START

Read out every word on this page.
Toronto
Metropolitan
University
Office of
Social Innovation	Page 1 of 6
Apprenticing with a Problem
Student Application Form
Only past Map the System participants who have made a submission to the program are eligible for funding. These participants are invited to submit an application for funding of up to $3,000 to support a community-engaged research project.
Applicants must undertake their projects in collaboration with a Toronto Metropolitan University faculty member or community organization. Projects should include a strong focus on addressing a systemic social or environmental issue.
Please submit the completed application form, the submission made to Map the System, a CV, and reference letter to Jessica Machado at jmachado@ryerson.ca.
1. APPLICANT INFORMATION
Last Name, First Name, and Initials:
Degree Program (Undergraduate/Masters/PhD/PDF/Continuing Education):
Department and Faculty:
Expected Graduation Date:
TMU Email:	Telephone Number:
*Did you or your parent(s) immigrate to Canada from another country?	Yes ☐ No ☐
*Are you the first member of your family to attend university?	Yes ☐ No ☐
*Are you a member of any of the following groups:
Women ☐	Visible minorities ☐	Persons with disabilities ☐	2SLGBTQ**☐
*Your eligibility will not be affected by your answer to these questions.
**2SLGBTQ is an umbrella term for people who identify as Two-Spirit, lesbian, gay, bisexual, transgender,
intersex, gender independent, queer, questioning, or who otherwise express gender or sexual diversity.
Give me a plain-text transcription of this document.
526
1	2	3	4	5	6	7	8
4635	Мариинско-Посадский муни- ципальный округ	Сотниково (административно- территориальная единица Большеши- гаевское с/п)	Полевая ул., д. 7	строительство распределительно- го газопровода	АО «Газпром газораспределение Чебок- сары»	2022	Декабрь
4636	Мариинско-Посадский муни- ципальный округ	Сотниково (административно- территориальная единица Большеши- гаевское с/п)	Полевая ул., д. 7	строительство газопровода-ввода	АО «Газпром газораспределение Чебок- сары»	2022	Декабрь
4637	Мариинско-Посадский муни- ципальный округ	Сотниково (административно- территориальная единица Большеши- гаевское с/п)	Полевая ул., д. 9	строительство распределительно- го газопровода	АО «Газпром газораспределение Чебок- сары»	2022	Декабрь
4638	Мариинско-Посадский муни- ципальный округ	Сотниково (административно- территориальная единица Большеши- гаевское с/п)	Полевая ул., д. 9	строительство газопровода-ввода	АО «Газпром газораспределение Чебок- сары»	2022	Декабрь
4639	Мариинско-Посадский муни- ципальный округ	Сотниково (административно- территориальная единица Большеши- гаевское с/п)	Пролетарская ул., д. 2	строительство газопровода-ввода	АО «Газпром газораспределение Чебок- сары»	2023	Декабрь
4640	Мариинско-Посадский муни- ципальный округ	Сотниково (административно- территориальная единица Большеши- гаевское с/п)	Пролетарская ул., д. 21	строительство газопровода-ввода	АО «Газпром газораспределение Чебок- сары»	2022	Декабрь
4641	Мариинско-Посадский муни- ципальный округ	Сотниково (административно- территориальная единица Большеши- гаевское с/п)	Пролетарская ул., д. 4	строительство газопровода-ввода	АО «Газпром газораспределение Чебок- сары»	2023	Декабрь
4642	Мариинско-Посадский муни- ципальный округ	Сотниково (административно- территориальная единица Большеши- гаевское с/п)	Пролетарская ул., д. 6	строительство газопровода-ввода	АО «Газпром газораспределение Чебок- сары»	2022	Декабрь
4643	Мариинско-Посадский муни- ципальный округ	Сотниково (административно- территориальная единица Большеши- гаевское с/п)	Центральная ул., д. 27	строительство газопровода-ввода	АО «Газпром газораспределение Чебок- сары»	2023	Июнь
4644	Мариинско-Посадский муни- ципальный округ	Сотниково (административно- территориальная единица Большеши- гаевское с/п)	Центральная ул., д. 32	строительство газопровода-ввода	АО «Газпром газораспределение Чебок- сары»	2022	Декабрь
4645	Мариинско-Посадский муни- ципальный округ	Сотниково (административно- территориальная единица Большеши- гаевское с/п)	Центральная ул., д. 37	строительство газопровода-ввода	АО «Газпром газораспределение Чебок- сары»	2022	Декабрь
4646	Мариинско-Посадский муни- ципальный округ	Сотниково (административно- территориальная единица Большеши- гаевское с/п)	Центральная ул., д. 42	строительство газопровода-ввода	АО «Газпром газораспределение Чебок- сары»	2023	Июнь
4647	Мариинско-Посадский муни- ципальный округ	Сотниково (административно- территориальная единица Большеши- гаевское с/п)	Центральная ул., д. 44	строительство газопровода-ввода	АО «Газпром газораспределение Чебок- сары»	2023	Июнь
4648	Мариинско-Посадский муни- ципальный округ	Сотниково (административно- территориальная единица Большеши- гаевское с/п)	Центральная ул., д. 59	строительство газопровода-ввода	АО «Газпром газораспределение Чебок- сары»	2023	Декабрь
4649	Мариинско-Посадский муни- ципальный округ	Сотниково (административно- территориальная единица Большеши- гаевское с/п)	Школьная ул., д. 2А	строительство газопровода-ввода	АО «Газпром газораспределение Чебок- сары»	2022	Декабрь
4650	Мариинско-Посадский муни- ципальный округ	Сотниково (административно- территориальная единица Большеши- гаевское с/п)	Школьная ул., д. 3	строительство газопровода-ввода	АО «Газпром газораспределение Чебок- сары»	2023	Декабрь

END

> [Task instructions] Give only the number of lines in the entries above that hold the string "Metropolitan".

> [Written response] 2